++++ Information shown

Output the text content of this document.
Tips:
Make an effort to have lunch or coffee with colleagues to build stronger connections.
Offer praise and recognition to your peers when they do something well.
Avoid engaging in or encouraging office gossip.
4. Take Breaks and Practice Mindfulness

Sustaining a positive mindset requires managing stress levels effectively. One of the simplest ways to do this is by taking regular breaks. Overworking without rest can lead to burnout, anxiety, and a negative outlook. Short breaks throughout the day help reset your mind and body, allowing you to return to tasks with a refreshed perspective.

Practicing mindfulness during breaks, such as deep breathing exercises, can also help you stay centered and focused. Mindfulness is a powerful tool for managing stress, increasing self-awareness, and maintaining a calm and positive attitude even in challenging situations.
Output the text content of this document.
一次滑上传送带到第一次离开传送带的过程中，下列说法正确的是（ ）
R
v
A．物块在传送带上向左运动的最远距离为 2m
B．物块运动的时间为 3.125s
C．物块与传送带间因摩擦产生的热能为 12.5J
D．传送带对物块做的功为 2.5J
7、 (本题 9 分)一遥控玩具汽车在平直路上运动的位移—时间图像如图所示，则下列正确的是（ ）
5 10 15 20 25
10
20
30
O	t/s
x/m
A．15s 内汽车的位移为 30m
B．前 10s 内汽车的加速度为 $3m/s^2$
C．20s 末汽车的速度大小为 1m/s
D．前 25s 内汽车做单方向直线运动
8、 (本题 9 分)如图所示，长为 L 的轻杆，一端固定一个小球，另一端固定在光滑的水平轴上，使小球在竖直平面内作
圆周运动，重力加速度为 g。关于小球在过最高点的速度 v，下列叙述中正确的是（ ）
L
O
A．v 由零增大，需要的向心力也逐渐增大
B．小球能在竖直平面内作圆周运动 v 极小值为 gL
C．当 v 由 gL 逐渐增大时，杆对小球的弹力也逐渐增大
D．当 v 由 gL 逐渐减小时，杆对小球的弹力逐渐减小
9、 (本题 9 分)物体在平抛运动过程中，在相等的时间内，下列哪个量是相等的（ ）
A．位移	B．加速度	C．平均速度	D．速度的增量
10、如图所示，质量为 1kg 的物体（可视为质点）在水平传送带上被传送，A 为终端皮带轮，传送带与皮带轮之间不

++++++++

Problem requirements: Repeat all of the records above exactly as they appear.

Exercise answer:
Output the text content of this document.
Tips:
Make an effort to have lunch or coffee with colleagues to build stronger connections.
Offer praise and recognition to your peers when they do something well.
Avoid engaging in or encouraging office gossip.
4. Take Breaks and Practice Mindfulness

Sustaining a positive mindset requires managing stress levels effectively. One of the simplest ways to do this is by taking regular breaks. Overworking without rest can lead to burnout, anxiety, and a negative outlook. Short breaks throughout the day help reset your mind and body, allowing you to return to tasks with a refreshed perspective.

Practicing mindfulness during breaks, such as deep breathing exercises, can also help you stay centered and focused. Mindfulness is a powerful tool for managing stress, increasing self-awareness, and maintaining a calm and positive attitude even in challenging situations.
Output the text content of this document.
一次滑上传送带到第一次离开传送带的过程中，下列说法正确的是（ ）
R
v
A．物块在传送带上向左运动的最远距离为 2m
B．物块运动的时间为 3.125s
C．物块与传送带间因摩擦产生的热能为 12.5J
D．传送带对物块做的功为 2.5J
7、 (本题 9 分)一遥控玩具汽车在平直路上运动的位移—时间图像如图所示，则下列正确的是（ ）
5 10 15 20 25
10
20
30
O	t/s
x/m
A．15s 内汽车的位移为 30m
B．前 10s 内汽车的加速度为 $3m/s^2$
C．20s 末汽车的速度大小为 1m/s
D．前 25s 内汽车做单方向直线运动
8、 (本题 9 分)如图所示，长为 L 的轻杆，一端固定一个小球，另一端固定在光滑的水平轴上，使小球在竖直平面内作
圆周运动，重力加速度为 g。关于小球在过最高点的速度 v，下列叙述中正确的是（ ）
L
O
A．v 由零增大，需要的向心力也逐渐增大
B．小球能在竖直平面内作圆周运动 v 极小值为 gL
C．当 v 由 gL 逐渐增大时，杆对小球的弹力也逐渐增大
D．当 v 由 gL 逐渐减小时，杆对小球的弹力逐渐减小
9、 (本题 9 分)物体在平抛运动过程中，在相等的时间内，下列哪个量是相等的（ ）
A．位移	B．加速度	C．平均速度	D．速度的增量
10、如图所示，质量为 1kg 的物体（可视为质点）在水平传送带上被传送，A 为终端皮带轮，传送带与皮带轮之间不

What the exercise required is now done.